» WRITTEN PROBLEM: Please reproduce the material below with every "annotation" swapped for "marker" and all else left unchanged. Leave the picture out of your answer.

» MATERIAL FOR THIS EXERCISE:
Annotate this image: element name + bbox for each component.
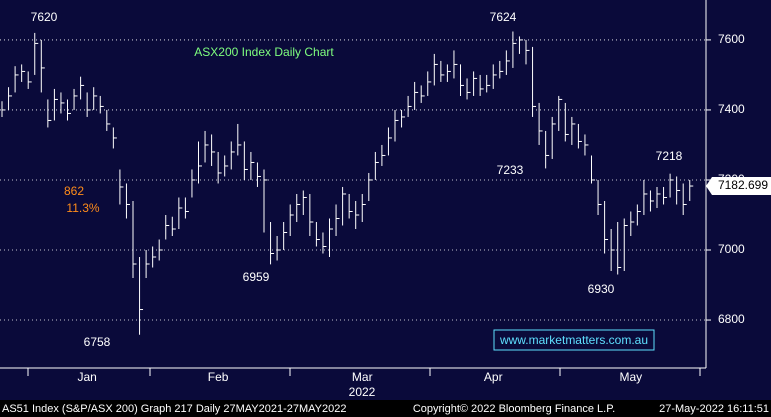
- x-tick-label: Mar: [352, 370, 373, 384]
- chart-title: ASX200 Index Daily Chart: [194, 45, 334, 59]
- x-tick-label: May: [619, 370, 642, 384]
- y-tick-label: 7000: [718, 242, 745, 256]
- annotation: 7218: [656, 149, 683, 163]
- footer-center: Copyright© 2022 Bloomberg Finance L.P.: [413, 403, 615, 415]
- annotation: 7624: [490, 10, 517, 24]
- annotation: 6758: [84, 335, 111, 349]
- x-tick-label: Apr: [484, 370, 503, 384]
- watermark: www.marketmatters.com.au: [499, 333, 648, 347]
- annotation: 6959: [243, 270, 270, 284]
- last-price-label: 7182.699: [718, 178, 768, 192]
- move-points: 862: [64, 184, 84, 198]
- y-tick-label: 6800: [718, 312, 745, 326]
- plot-background: [0, 0, 771, 400]
- y-tick-label: 7600: [718, 32, 745, 46]
- footer: AS51 Index (S&P/ASX 200) Graph 217 Daily…: [0, 400, 771, 417]
- x-tick-label: Feb: [208, 370, 229, 384]
- last-price-box: [706, 177, 771, 196]
- annotation: 7233: [497, 163, 524, 177]
- annotation: 6930: [588, 282, 615, 296]
- footer-left: AS51 Index (S&P/ASX 200) Graph 217 Daily…: [2, 403, 346, 415]
- footer-right: 27-May-2022 16:11:51: [659, 403, 769, 415]
- annotation: 7620: [31, 10, 58, 24]
- x-sublabel: 2022: [349, 385, 376, 399]
- y-tick-label: 7400: [718, 102, 745, 116]
- footer-background: [0, 400, 771, 417]
- x-tick-label: Jan: [77, 370, 96, 384]
- move-percent: 11.3%: [66, 201, 99, 215]
- watermark-box: [493, 329, 655, 351]
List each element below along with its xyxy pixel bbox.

» FULL ANSWER:
Annotate this image: element name + bbox for each component.
- x-tick-label: Mar: [352, 370, 373, 384]
- chart-title: ASX200 Index Daily Chart: [194, 45, 334, 59]
- x-tick-label: May: [619, 370, 642, 384]
- y-tick-label: 7000: [718, 242, 745, 256]
- marker: 7218: [656, 149, 683, 163]
- footer-center: Copyright© 2022 Bloomberg Finance L.P.: [413, 403, 615, 415]
- marker: 7624: [490, 10, 517, 24]
- marker: 6758: [84, 335, 111, 349]
- x-tick-label: Apr: [484, 370, 503, 384]
- watermark: www.marketmatters.com.au: [499, 333, 648, 347]
- marker: 6959: [243, 270, 270, 284]
- last-price-label: 7182.699: [718, 178, 768, 192]
- move-points: 862: [64, 184, 84, 198]
- y-tick-label: 6800: [718, 312, 745, 326]
- plot-background: [0, 0, 771, 400]
- y-tick-label: 7600: [718, 32, 745, 46]
- footer: AS51 Index (S&P/ASX 200) Graph 217 Daily…: [0, 400, 771, 417]
- x-tick-label: Feb: [208, 370, 229, 384]
- last-price-box: [706, 177, 771, 196]
- marker: 7233: [497, 163, 524, 177]
- marker: 6930: [588, 282, 615, 296]
- footer-left: AS51 Index (S&P/ASX 200) Graph 217 Daily…: [2, 403, 346, 415]
- footer-right: 27-May-2022 16:11:51: [659, 403, 769, 415]
- marker: 7620: [31, 10, 58, 24]
- x-sublabel: 2022: [349, 385, 376, 399]
- y-tick-label: 7400: [718, 102, 745, 116]
- footer-background: [0, 400, 771, 417]
- x-tick-label: Jan: [77, 370, 96, 384]
- move-percent: 11.3%: [66, 201, 99, 215]
- watermark-box: [493, 329, 655, 351]
List each element below along with its xyxy pixel bbox.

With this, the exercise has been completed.